⟨

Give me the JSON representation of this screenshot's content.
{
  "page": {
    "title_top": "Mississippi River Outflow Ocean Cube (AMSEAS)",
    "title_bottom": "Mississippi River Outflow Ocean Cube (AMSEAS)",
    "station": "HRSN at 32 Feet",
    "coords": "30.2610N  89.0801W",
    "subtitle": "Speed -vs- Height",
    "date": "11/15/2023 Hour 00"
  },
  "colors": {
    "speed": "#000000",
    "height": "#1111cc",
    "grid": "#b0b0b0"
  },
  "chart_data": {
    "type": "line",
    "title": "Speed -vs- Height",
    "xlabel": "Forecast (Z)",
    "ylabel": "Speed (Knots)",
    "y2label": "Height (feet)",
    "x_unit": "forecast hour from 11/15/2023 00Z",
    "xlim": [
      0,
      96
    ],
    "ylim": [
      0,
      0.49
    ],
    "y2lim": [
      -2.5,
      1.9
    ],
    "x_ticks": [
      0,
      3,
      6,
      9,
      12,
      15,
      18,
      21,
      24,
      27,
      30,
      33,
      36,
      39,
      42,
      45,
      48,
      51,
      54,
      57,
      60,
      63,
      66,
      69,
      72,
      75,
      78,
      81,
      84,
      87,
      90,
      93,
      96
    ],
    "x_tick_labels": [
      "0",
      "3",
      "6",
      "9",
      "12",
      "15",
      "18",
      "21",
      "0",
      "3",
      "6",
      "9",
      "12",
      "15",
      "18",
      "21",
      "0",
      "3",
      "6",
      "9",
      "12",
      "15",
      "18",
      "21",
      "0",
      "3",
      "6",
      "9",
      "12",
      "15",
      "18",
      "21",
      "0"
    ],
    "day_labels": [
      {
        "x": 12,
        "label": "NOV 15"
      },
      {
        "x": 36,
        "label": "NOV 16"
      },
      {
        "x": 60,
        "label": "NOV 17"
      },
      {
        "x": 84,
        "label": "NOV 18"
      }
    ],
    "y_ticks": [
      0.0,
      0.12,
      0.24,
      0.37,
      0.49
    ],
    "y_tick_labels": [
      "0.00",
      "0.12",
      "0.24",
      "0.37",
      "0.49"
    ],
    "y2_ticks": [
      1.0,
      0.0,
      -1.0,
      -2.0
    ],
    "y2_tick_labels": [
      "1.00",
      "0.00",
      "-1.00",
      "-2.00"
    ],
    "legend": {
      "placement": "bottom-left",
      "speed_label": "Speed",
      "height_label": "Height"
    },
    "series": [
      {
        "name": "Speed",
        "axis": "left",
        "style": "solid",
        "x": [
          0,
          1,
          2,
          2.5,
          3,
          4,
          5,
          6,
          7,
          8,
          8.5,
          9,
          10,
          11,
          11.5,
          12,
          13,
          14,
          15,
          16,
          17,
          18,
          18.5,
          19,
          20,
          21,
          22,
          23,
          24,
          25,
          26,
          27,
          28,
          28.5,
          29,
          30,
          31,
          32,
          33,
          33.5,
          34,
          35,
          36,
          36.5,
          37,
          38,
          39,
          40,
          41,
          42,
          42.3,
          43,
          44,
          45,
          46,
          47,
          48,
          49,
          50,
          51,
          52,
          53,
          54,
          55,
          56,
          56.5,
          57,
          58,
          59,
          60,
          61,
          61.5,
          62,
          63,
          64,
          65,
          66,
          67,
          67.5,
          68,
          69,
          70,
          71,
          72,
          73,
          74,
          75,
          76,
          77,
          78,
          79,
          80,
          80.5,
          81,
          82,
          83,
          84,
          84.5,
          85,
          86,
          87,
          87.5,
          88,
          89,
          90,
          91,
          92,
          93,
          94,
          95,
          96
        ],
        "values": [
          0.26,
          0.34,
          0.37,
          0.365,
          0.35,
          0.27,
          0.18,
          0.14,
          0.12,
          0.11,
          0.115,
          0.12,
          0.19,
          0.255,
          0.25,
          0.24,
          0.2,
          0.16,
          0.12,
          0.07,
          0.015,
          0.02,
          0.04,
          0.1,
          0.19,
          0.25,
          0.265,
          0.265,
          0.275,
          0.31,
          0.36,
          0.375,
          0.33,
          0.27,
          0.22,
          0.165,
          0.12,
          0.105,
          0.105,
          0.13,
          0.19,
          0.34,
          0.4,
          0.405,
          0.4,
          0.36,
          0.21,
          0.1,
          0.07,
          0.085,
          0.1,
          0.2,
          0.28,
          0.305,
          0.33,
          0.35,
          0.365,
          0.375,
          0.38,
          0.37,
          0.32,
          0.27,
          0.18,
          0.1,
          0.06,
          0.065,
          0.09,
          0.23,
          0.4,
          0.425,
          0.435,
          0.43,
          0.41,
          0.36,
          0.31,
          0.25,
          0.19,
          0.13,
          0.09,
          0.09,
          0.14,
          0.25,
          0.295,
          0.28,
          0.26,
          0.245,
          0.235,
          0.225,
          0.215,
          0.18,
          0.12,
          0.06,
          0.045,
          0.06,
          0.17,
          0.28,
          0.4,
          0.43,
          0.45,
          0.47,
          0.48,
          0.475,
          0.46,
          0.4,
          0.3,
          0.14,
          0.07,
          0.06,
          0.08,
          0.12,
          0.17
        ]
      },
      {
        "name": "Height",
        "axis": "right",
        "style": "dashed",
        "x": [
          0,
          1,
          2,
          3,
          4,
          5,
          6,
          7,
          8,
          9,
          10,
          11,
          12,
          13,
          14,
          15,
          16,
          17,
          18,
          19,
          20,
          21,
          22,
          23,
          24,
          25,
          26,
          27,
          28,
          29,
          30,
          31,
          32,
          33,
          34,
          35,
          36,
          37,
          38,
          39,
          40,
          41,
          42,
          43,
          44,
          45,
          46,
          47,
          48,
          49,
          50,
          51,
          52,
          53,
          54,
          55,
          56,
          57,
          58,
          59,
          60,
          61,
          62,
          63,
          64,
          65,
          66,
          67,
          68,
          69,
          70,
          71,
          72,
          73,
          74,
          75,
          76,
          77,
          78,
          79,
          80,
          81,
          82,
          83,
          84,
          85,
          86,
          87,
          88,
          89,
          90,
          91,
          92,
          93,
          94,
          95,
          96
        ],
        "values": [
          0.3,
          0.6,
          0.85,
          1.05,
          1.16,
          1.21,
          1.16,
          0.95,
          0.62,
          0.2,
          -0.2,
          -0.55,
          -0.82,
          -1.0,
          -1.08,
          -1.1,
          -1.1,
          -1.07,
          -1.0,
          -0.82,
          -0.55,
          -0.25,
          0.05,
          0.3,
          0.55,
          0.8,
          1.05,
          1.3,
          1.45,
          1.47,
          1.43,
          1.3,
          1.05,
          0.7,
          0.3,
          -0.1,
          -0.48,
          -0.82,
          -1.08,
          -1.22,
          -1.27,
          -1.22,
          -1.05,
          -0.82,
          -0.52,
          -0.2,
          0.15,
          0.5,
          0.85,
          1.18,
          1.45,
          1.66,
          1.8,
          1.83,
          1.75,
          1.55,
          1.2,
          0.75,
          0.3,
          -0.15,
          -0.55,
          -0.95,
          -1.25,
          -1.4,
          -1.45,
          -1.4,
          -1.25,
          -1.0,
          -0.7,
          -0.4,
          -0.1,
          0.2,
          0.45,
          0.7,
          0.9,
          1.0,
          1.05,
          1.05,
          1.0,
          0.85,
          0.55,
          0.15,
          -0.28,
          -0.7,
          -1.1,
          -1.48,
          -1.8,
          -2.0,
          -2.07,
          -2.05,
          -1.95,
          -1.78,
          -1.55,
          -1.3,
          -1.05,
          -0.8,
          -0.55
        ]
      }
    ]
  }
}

⟩

> **Task prompt**
Reproduce all of the records exactly.

> **Result below**
Give me the JSON representation of this screenshot's content.
{
  "page": {
    "title_top": "Mississippi River Outflow Ocean Cube (AMSEAS)",
    "title_bottom": "Mississippi River Outflow Ocean Cube (AMSEAS)",
    "station": "HRSN at 32 Feet",
    "coords": "30.2610N  89.0801W",
    "subtitle": "Speed -vs- Height",
    "date": "11/15/2023 Hour 00"
  },
  "colors": {
    "speed": "#000000",
    "height": "#1111cc",
    "grid": "#b0b0b0"
  },
  "chart_data": {
    "type": "line",
    "title": "Speed -vs- Height",
    "xlabel": "Forecast (Z)",
    "ylabel": "Speed (Knots)",
    "y2label": "Height (feet)",
    "x_unit": "forecast hour from 11/15/2023 00Z",
    "xlim": [
      0,
      96
    ],
    "ylim": [
      0,
      0.49
    ],
    "y2lim": [
      -2.5,
      1.9
    ],
    "x_ticks": [
      0,
      3,
      6,
      9,
      12,
      15,
      18,
      21,
      24,
      27,
      30,
      33,
      36,
      39,
      42,
      45,
      48,
      51,
      54,
      57,
      60,
      63,
      66,
      69,
      72,
      75,
      78,
      81,
      84,
      87,
      90,
      93,
      96
    ],
    "x_tick_labels": [
      "0",
      "3",
      "6",
      "9",
      "12",
      "15",
      "18",
      "21",
      "0",
      "3",
      "6",
      "9",
      "12",
      "15",
      "18",
      "21",
      "0",
      "3",
      "6",
      "9",
      "12",
      "15",
      "18",
      "21",
      "0",
      "3",
      "6",
      "9",
      "12",
      "15",
      "18",
      "21",
      "0"
    ],
    "day_labels": [
      {
        "x": 12,
        "label": "NOV 15"
      },
      {
        "x": 36,
        "label": "NOV 16"
      },
      {
        "x": 60,
        "label": "NOV 17"
      },
      {
        "x": 84,
        "label": "NOV 18"
      }
    ],
    "y_ticks": [
      0.0,
      0.12,
      0.24,
      0.37,
      0.49
    ],
    "y_tick_labels": [
      "0.00",
      "0.12",
      "0.24",
      "0.37",
      "0.49"
    ],
    "y2_ticks": [
      1.0,
      0.0,
      -1.0,
      -2.0
    ],
    "y2_tick_labels": [
      "1.00",
      "0.00",
      "-1.00",
      "-2.00"
    ],
    "legend": {
      "placement": "bottom-left",
      "speed_label": "Speed",
      "height_label": "Height"
    },
    "series": [
      {
        "name": "Speed",
        "axis": "left",
        "style": "solid",
        "x": [
          0,
          1,
          2,
          2.5,
          3,
          4,
          5,
          6,
          7,
          8,
          8.5,
          9,
          10,
          11,
          11.5,
          12,
          13,
          14,
          15,
          16,
          17,
          18,
          18.5,
          19,
          20,
          21,
          22,
          23,
          24,
          25,
          26,
          27,
          28,
          28.5,
          29,
          30,
          31,
          32,
          33,
          33.5,
          34,
          35,
          36,
          36.5,
          37,
          38,
          39,
          40,
          41,
          42,
          42.3,
          43,
          44,
          45,
          46,
          47,
          48,
          49,
          50,
          51,
          52,
          53,
          54,
          55,
          56,
          56.5,
          57,
          58,
          59,
          60,
          61,
          61.5,
          62,
          63,
          64,
          65,
          66,
          67,
          67.5,
          68,
          69,
          70,
          71,
          72,
          73,
          74,
          75,
          76,
          77,
          78,
          79,
          80,
          80.5,
          81,
          82,
          83,
          84,
          84.5,
          85,
          86,
          87,
          87.5,
          88,
          89,
          90,
          91,
          92,
          93,
          94,
          95,
          96
        ],
        "values": [
          0.26,
          0.34,
          0.37,
          0.365,
          0.35,
          0.27,
          0.18,
          0.14,
          0.12,
          0.11,
          0.115,
          0.12,
          0.19,
          0.255,
          0.25,
          0.24,
          0.2,
          0.16,
          0.12,
          0.07,
          0.015,
          0.02,
          0.04,
          0.1,
          0.19,
          0.25,
          0.265,
          0.265,
          0.275,
          0.31,
          0.36,
          0.375,
          0.33,
          0.27,
          0.22,
          0.165,
          0.12,
          0.105,
          0.105,
          0.13,
          0.19,
          0.34,
          0.4,
          0.405,
          0.4,
          0.36,
          0.21,
          0.1,
          0.07,
          0.085,
          0.1,
          0.2,
          0.28,
          0.305,
          0.33,
          0.35,
          0.365,
          0.375,
          0.38,
          0.37,
          0.32,
          0.27,
          0.18,
          0.1,
          0.06,
          0.065,
          0.09,
          0.23,
          0.4,
          0.425,
          0.435,
          0.43,
          0.41,
          0.36,
          0.31,
          0.25,
          0.19,
          0.13,
          0.09,
          0.09,
          0.14,
          0.25,
          0.295,
          0.28,
          0.26,
          0.245,
          0.235,
          0.225,
          0.215,
          0.18,
          0.12,
          0.06,
          0.045,
          0.06,
          0.17,
          0.28,
          0.4,
          0.43,
          0.45,
          0.47,
          0.48,
          0.475,
          0.46,
          0.4,
          0.3,
          0.14,
          0.07,
          0.06,
          0.08,
          0.12,
          0.17
        ]
      },
      {
        "name": "Height",
        "axis": "right",
        "style": "dashed",
        "x": [
          0,
          1,
          2,
          3,
          4,
          5,
          6,
          7,
          8,
          9,
          10,
          11,
          12,
          13,
          14,
          15,
          16,
          17,
          18,
          19,
          20,
          21,
          22,
          23,
          24,
          25,
          26,
          27,
          28,
          29,
          30,
          31,
          32,
          33,
          34,
          35,
          36,
          37,
          38,
          39,
          40,
          41,
          42,
          43,
          44,
          45,
          46,
          47,
          48,
          49,
          50,
          51,
          52,
          53,
          54,
          55,
          56,
          57,
          58,
          59,
          60,
          61,
          62,
          63,
          64,
          65,
          66,
          67,
          68,
          69,
          70,
          71,
          72,
          73,
          74,
          75,
          76,
          77,
          78,
          79,
          80,
          81,
          82,
          83,
          84,
          85,
          86,
          87,
          88,
          89,
          90,
          91,
          92,
          93,
          94,
          95,
          96
        ],
        "values": [
          0.3,
          0.6,
          0.85,
          1.05,
          1.16,
          1.21,
          1.16,
          0.95,
          0.62,
          0.2,
          -0.2,
          -0.55,
          -0.82,
          -1.0,
          -1.08,
          -1.1,
          -1.1,
          -1.07,
          -1.0,
          -0.82,
          -0.55,
          -0.25,
          0.05,
          0.3,
          0.55,
          0.8,
          1.05,
          1.3,
          1.45,
          1.47,
          1.43,
          1.3,
          1.05,
          0.7,
          0.3,
          -0.1,
          -0.48,
          -0.82,
          -1.08,
          -1.22,
          -1.27,
          -1.22,
          -1.05,
          -0.82,
          -0.52,
          -0.2,
          0.15,
          0.5,
          0.85,
          1.18,
          1.45,
          1.66,
          1.8,
          1.83,
          1.75,
          1.55,
          1.2,
          0.75,
          0.3,
          -0.15,
          -0.55,
          -0.95,
          -1.25,
          -1.4,
          -1.45,
          -1.4,
          -1.25,
          -1.0,
          -0.7,
          -0.4,
          -0.1,
          0.2,
          0.45,
          0.7,
          0.9,
          1.0,
          1.05,
          1.05,
          1.0,
          0.85,
          0.55,
          0.15,
          -0.28,
          -0.7,
          -1.1,
          -1.48,
          -1.8,
          -2.0,
          -2.07,
          -2.05,
          -1.95,
          -1.78,
          -1.55,
          -1.3,
          -1.05,
          -0.8,
          -0.55
        ]
      }
    ]
  }
}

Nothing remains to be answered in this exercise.